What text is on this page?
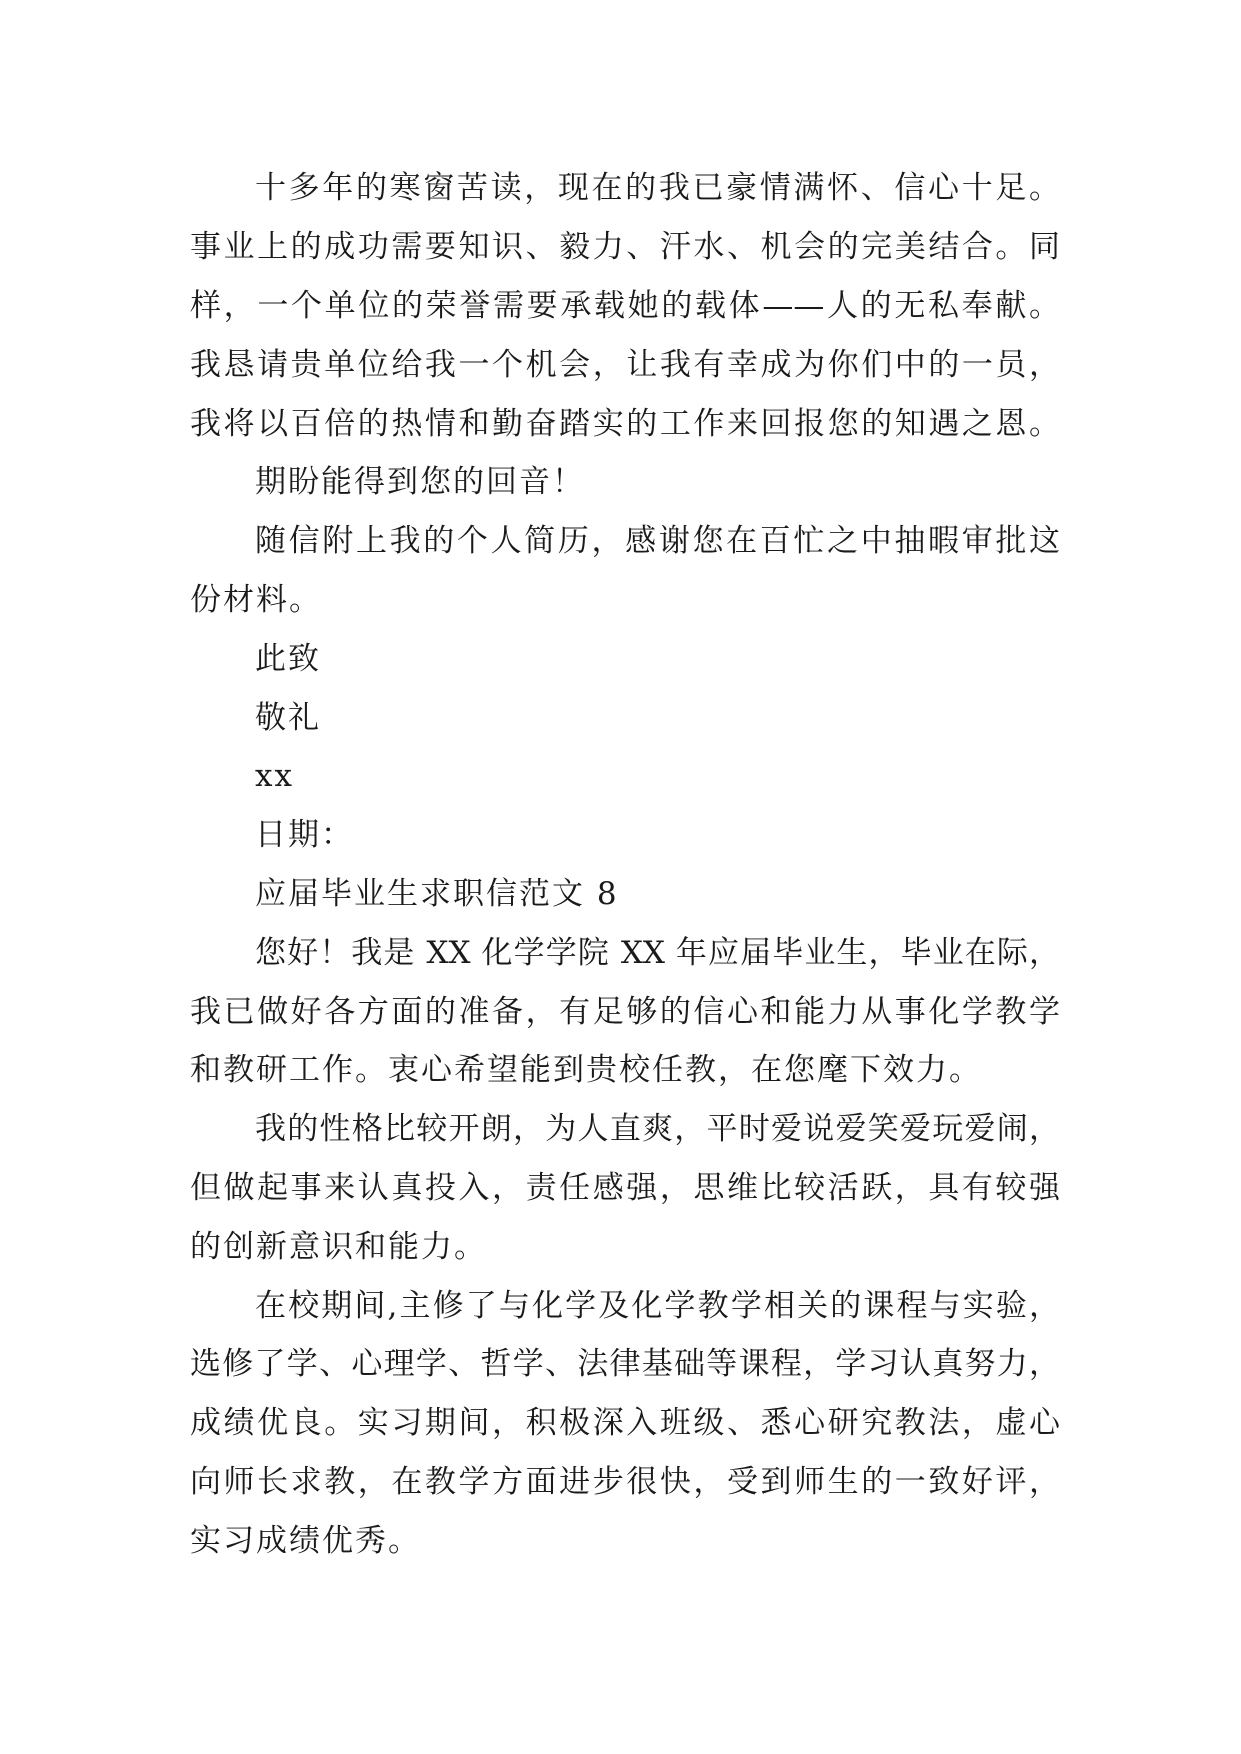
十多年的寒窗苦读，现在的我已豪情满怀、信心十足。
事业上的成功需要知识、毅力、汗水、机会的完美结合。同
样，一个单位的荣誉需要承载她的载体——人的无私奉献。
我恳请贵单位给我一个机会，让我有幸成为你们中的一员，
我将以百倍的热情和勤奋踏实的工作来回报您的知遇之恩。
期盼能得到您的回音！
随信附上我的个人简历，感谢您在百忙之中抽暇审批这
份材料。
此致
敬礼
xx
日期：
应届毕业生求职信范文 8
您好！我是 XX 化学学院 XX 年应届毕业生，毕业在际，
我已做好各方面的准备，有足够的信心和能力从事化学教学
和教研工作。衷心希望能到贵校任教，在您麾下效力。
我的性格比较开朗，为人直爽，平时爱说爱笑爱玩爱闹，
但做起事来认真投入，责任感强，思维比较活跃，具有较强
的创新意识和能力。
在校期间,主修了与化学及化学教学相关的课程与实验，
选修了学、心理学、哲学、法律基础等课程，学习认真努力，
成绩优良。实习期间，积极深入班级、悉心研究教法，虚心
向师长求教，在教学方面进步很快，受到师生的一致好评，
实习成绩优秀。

==

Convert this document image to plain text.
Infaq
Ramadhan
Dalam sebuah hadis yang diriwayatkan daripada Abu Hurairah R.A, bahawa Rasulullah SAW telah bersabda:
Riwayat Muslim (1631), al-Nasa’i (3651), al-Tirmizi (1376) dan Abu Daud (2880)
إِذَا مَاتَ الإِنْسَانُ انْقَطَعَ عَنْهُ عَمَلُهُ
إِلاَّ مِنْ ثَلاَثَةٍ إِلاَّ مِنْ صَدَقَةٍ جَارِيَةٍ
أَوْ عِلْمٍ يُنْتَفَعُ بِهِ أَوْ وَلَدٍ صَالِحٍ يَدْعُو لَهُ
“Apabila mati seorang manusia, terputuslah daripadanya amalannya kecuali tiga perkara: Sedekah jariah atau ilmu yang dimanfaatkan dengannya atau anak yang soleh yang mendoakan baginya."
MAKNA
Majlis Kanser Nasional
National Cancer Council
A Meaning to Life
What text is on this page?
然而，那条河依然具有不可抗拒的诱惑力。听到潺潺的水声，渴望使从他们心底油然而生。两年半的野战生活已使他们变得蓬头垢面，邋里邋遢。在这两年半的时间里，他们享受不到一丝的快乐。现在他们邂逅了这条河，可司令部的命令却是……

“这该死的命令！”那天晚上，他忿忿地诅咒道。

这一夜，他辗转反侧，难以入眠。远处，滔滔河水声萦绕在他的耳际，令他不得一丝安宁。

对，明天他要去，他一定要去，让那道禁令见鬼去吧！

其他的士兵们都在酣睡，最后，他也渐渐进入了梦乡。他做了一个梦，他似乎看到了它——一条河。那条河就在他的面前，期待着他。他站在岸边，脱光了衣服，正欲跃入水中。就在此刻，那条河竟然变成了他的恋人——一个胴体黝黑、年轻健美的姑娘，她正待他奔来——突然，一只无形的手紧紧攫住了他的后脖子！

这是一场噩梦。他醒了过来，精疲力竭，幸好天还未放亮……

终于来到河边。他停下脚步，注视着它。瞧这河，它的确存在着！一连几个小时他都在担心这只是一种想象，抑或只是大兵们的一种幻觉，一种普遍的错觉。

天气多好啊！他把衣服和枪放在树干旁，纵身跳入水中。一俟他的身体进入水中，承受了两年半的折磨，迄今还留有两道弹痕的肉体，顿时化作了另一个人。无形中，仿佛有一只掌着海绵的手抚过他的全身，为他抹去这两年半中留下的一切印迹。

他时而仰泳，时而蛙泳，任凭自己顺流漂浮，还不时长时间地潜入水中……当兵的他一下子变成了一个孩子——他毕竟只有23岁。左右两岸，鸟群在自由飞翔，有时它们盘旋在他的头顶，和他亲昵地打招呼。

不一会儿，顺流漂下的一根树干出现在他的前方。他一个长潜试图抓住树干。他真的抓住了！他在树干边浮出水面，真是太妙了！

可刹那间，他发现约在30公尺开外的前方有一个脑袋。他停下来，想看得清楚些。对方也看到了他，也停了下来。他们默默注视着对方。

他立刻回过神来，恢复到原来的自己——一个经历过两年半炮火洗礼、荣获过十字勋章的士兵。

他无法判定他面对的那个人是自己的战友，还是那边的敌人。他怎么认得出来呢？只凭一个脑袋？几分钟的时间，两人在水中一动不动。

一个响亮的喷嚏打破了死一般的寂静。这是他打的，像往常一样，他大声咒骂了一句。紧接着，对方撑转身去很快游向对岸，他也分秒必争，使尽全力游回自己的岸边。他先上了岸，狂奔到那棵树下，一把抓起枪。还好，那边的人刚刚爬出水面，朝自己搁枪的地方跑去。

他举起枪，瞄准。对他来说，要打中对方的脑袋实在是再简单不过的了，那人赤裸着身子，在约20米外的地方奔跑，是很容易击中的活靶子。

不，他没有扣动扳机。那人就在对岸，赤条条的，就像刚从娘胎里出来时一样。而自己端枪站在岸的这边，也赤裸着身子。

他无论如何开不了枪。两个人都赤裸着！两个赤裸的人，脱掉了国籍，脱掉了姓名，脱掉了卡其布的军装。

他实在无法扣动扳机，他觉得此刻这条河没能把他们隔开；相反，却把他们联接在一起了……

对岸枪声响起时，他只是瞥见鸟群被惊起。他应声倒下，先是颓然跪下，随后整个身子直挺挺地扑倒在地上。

Stated task:
Review the material and copy each line in which the word "yang" appears.

Problem solution:
Dalam sebuah hadis yang diriwayatkan daripada Abu Hurairah R.A, bahawa Rasulullah SAW telah bersabda:
“Apabila mati seorang manusia, terputuslah daripadanya amalannya kecuali tiga perkara: Sedekah jariah atau ilmu yang dimanfaatkan dengannya atau anak yang soleh yang mendoakan baginya."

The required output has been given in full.